The input.
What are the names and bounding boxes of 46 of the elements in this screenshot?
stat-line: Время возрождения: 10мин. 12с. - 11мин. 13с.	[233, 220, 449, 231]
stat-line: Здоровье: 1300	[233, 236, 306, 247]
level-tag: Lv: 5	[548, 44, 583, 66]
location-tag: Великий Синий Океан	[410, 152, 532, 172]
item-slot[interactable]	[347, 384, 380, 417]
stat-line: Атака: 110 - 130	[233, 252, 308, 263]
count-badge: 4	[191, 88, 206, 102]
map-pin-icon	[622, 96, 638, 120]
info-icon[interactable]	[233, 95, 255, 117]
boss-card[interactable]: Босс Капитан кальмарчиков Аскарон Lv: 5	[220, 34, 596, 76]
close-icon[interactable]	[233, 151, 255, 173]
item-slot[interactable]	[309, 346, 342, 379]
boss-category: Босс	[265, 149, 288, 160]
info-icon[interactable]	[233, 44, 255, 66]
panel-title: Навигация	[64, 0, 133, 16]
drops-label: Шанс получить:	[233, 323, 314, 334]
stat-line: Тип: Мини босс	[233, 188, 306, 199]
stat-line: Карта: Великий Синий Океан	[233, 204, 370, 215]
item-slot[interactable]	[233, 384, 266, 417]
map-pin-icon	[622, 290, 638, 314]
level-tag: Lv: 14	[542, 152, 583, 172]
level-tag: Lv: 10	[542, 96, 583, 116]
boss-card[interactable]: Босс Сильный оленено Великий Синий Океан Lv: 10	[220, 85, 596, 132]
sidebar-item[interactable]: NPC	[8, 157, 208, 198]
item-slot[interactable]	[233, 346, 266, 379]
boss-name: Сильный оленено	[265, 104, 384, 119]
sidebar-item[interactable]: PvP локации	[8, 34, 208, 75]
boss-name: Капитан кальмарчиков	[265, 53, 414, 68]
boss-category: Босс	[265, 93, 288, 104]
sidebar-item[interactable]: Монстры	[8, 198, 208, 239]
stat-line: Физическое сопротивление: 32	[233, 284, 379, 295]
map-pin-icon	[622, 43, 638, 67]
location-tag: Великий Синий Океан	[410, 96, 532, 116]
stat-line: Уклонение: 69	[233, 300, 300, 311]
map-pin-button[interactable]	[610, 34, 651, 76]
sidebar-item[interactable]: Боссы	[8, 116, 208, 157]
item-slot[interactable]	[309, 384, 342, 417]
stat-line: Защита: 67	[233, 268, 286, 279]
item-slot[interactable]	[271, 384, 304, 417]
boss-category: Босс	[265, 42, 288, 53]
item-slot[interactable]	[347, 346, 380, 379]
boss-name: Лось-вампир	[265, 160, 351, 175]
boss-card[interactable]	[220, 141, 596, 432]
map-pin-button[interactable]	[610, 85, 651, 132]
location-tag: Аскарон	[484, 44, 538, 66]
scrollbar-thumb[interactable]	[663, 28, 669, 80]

Your objective.
In all the records, change every "Великий Синий Океан" to "Great Blue Ocean" and leave the rest of the lines unchanged.

Completed task.
What are the names and bounding boxes of 46 of the elements in this screenshot?
stat-line: Время возрождения: 10мин. 12с. - 11мин. 13с.	[233, 220, 449, 231]
stat-line: Здоровье: 1300	[233, 236, 306, 247]
level-tag: Lv: 5	[548, 44, 583, 66]
location-tag: Great Blue Ocean	[410, 152, 532, 172]
item-slot[interactable]	[347, 384, 380, 417]
stat-line: Атака: 110 - 130	[233, 252, 308, 263]
count-badge: 4	[191, 88, 206, 102]
map-pin-icon	[622, 96, 638, 120]
info-icon[interactable]	[233, 95, 255, 117]
boss-card[interactable]: Босс Капитан кальмарчиков Аскарон Lv: 5	[220, 34, 596, 76]
close-icon[interactable]	[233, 151, 255, 173]
item-slot[interactable]	[309, 346, 342, 379]
boss-category: Босс	[265, 149, 288, 160]
info-icon[interactable]	[233, 44, 255, 66]
panel-title: Навигация	[64, 0, 133, 16]
drops-label: Шанс получить:	[233, 323, 314, 334]
stat-line: Тип: Мини босс	[233, 188, 306, 199]
stat-line: Карта: Great Blue Ocean	[233, 204, 370, 215]
item-slot[interactable]	[233, 384, 266, 417]
map-pin-icon	[622, 290, 638, 314]
level-tag: Lv: 14	[542, 152, 583, 172]
level-tag: Lv: 10	[542, 96, 583, 116]
boss-card[interactable]: Босс Сильный оленено Great Blue Ocean Lv: 10	[220, 85, 596, 132]
sidebar-item[interactable]: NPC	[8, 157, 208, 198]
item-slot[interactable]	[233, 346, 266, 379]
boss-name: Сильный оленено	[265, 104, 384, 119]
sidebar-item[interactable]: PvP локации	[8, 34, 208, 75]
boss-name: Капитан кальмарчиков	[265, 53, 414, 68]
boss-category: Босс	[265, 93, 288, 104]
sidebar-item[interactable]: Монстры	[8, 198, 208, 239]
stat-line: Физическое сопротивление: 32	[233, 284, 379, 295]
map-pin-icon	[622, 43, 638, 67]
location-tag: Great Blue Ocean	[410, 96, 532, 116]
stat-line: Уклонение: 69	[233, 300, 300, 311]
map-pin-button[interactable]	[610, 34, 651, 76]
sidebar-item[interactable]: Боссы	[8, 116, 208, 157]
item-slot[interactable]	[309, 384, 342, 417]
stat-line: Защита: 67	[233, 268, 286, 279]
item-slot[interactable]	[271, 384, 304, 417]
boss-category: Босс	[265, 42, 288, 53]
item-slot[interactable]	[347, 346, 380, 379]
boss-name: Лось-вампир	[265, 160, 351, 175]
boss-card[interactable]	[220, 141, 596, 432]
map-pin-button[interactable]	[610, 85, 651, 132]
location-tag: Аскарон	[484, 44, 538, 66]
scrollbar-thumb[interactable]	[663, 28, 669, 80]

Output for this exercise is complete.